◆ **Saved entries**

******************************

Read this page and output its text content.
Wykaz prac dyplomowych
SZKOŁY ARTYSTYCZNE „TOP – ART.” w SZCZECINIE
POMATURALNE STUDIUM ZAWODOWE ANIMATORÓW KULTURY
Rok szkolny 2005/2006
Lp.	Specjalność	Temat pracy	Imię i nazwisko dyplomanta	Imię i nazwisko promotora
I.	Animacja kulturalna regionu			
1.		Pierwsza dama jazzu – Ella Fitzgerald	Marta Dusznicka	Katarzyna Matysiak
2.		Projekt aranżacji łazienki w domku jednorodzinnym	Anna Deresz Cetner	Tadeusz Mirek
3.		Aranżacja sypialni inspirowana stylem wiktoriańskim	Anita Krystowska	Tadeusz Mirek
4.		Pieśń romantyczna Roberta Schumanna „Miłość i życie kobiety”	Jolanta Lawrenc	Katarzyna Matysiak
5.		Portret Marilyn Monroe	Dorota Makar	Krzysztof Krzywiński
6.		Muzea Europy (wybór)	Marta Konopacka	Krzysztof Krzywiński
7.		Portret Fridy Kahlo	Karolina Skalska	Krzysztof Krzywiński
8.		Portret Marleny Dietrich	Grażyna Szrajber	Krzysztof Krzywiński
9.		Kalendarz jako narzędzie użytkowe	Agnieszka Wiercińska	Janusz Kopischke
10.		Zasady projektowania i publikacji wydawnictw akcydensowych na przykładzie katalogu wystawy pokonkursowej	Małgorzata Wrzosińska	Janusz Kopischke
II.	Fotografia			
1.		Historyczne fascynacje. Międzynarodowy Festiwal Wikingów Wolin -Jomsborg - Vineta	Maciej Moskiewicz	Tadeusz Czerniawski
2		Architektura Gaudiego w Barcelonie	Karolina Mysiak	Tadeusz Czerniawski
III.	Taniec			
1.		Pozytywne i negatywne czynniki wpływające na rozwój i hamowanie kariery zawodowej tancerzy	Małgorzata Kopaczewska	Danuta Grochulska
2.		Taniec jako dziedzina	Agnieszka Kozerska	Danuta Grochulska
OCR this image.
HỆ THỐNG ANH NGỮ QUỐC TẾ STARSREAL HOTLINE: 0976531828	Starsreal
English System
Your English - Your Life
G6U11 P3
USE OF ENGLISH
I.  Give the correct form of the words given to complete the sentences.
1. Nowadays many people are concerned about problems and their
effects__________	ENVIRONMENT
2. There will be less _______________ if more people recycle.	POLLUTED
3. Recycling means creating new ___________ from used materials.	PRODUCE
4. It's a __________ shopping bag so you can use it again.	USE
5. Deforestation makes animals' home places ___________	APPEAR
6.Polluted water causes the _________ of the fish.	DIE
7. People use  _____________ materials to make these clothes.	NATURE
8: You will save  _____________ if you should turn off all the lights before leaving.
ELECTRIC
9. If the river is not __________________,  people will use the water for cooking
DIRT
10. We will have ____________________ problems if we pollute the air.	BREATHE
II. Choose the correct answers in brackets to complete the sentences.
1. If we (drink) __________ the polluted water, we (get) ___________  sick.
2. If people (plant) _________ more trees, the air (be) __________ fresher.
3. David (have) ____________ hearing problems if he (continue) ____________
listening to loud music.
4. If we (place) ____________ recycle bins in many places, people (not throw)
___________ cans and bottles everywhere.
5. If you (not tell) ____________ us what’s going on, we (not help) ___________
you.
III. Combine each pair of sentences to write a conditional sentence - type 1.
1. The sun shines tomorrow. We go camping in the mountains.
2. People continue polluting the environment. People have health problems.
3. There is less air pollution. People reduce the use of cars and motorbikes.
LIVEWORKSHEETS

******************************

◆ **To be done**
Print every record exactly as it was given.

◆ **Full solution**
Read this page and output its text content.
Wykaz prac dyplomowych
SZKOŁY ARTYSTYCZNE „TOP – ART.” w SZCZECINIE
POMATURALNE STUDIUM ZAWODOWE ANIMATORÓW KULTURY
Rok szkolny 2005/2006
Lp.	Specjalność	Temat pracy	Imię i nazwisko dyplomanta	Imię i nazwisko promotora
I.	Animacja kulturalna regionu			
1.		Pierwsza dama jazzu – Ella Fitzgerald	Marta Dusznicka	Katarzyna Matysiak
2.		Projekt aranżacji łazienki w domku jednorodzinnym	Anna Deresz Cetner	Tadeusz Mirek
3.		Aranżacja sypialni inspirowana stylem wiktoriańskim	Anita Krystowska	Tadeusz Mirek
4.		Pieśń romantyczna Roberta Schumanna „Miłość i życie kobiety”	Jolanta Lawrenc	Katarzyna Matysiak
5.		Portret Marilyn Monroe	Dorota Makar	Krzysztof Krzywiński
6.		Muzea Europy (wybór)	Marta Konopacka	Krzysztof Krzywiński
7.		Portret Fridy Kahlo	Karolina Skalska	Krzysztof Krzywiński
8.		Portret Marleny Dietrich	Grażyna Szrajber	Krzysztof Krzywiński
9.		Kalendarz jako narzędzie użytkowe	Agnieszka Wiercińska	Janusz Kopischke
10.		Zasady projektowania i publikacji wydawnictw akcydensowych na przykładzie katalogu wystawy pokonkursowej	Małgorzata Wrzosińska	Janusz Kopischke
II.	Fotografia			
1.		Historyczne fascynacje. Międzynarodowy Festiwal Wikingów Wolin -Jomsborg - Vineta	Maciej Moskiewicz	Tadeusz Czerniawski
2		Architektura Gaudiego w Barcelonie	Karolina Mysiak	Tadeusz Czerniawski
III.	Taniec			
1.		Pozytywne i negatywne czynniki wpływające na rozwój i hamowanie kariery zawodowej tancerzy	Małgorzata Kopaczewska	Danuta Grochulska
2.		Taniec jako dziedzina	Agnieszka Kozerska	Danuta Grochulska
OCR this image.
HỆ THỐNG ANH NGỮ QUỐC TẾ STARSREAL HOTLINE: 0976531828	Starsreal
English System
Your English - Your Life
G6U11 P3
USE OF ENGLISH
I.  Give the correct form of the words given to complete the sentences.
1. Nowadays many people are concerned about problems and their
effects__________	ENVIRONMENT
2. There will be less _______________ if more people recycle.	POLLUTED
3. Recycling means creating new ___________ from used materials.	PRODUCE
4. It's a __________ shopping bag so you can use it again.	USE
5. Deforestation makes animals' home places ___________	APPEAR
6.Polluted water causes the _________ of the fish.	DIE
7. People use  _____________ materials to make these clothes.	NATURE
8: You will save  _____________ if you should turn off all the lights before leaving.
ELECTRIC
9. If the river is not __________________,  people will use the water for cooking
DIRT
10. We will have ____________________ problems if we pollute the air.	BREATHE
II. Choose the correct answers in brackets to complete the sentences.
1. If we (drink) __________ the polluted water, we (get) ___________  sick.
2. If people (plant) _________ more trees, the air (be) __________ fresher.
3. David (have) ____________ hearing problems if he (continue) ____________
listening to loud music.
4. If we (place) ____________ recycle bins in many places, people (not throw)
___________ cans and bottles everywhere.
5. If you (not tell) ____________ us what’s going on, we (not help) ___________
you.
III. Combine each pair of sentences to write a conditional sentence - type 1.
1. The sun shines tomorrow. We go camping in the mountains.
2. People continue polluting the environment. People have health problems.
3. There is less air pollution. People reduce the use of cars and motorbikes.
LIVEWORKSHEETS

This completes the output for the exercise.